# Dataset excerpts
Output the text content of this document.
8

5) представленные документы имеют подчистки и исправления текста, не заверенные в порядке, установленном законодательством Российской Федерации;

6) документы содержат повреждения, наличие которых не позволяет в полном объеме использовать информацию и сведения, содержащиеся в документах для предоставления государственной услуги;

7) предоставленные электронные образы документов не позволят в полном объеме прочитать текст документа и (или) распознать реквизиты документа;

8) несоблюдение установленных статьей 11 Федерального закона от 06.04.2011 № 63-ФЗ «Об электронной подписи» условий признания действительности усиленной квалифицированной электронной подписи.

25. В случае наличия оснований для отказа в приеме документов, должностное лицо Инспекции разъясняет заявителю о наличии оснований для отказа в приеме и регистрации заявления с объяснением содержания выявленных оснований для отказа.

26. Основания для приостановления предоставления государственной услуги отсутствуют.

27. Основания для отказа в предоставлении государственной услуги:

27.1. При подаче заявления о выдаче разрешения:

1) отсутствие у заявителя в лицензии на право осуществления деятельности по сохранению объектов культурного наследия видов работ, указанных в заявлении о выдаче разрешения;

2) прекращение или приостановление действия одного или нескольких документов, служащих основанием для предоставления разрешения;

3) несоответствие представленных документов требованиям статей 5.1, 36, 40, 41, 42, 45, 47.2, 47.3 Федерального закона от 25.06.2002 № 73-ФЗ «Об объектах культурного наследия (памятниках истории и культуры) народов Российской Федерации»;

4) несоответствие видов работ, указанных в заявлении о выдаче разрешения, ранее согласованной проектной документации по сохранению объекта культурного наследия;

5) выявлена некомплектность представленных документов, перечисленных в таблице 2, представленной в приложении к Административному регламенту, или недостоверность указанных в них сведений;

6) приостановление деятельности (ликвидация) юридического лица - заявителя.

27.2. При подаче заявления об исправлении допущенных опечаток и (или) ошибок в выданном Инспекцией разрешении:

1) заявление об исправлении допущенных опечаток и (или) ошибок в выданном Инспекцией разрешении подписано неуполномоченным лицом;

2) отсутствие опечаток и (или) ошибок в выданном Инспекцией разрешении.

# Given instruction
Each record above must be given again exactly.

# Task answer
Output the text content of this document.
8

5) представленные документы имеют подчистки и исправления текста, не заверенные в порядке, установленном законодательством Российской Федерации;

6) документы содержат повреждения, наличие которых не позволяет в полном объеме использовать информацию и сведения, содержащиеся в документах для предоставления государственной услуги;

7) предоставленные электронные образы документов не позволят в полном объеме прочитать текст документа и (или) распознать реквизиты документа;

8) несоблюдение установленных статьей 11 Федерального закона от 06.04.2011 № 63-ФЗ «Об электронной подписи» условий признания действительности усиленной квалифицированной электронной подписи.

25. В случае наличия оснований для отказа в приеме документов, должностное лицо Инспекции разъясняет заявителю о наличии оснований для отказа в приеме и регистрации заявления с объяснением содержания выявленных оснований для отказа.

26. Основания для приостановления предоставления государственной услуги отсутствуют.

27. Основания для отказа в предоставлении государственной услуги:

27.1. При подаче заявления о выдаче разрешения:

1) отсутствие у заявителя в лицензии на право осуществления деятельности по сохранению объектов культурного наследия видов работ, указанных в заявлении о выдаче разрешения;

2) прекращение или приостановление действия одного или нескольких документов, служащих основанием для предоставления разрешения;

3) несоответствие представленных документов требованиям статей 5.1, 36, 40, 41, 42, 45, 47.2, 47.3 Федерального закона от 25.06.2002 № 73-ФЗ «Об объектах культурного наследия (памятниках истории и культуры) народов Российской Федерации»;

4) несоответствие видов работ, указанных в заявлении о выдаче разрешения, ранее согласованной проектной документации по сохранению объекта культурного наследия;

5) выявлена некомплектность представленных документов, перечисленных в таблице 2, представленной в приложении к Административному регламенту, или недостоверность указанных в них сведений;

6) приостановление деятельности (ликвидация) юридического лица - заявителя.

27.2. При подаче заявления об исправлении допущенных опечаток и (или) ошибок в выданном Инспекцией разрешении:

1) заявление об исправлении допущенных опечаток и (или) ошибок в выданном Инспекцией разрешении подписано неуполномоченным лицом;

2) отсутствие опечаток и (или) ошибок в выданном Инспекцией разрешении.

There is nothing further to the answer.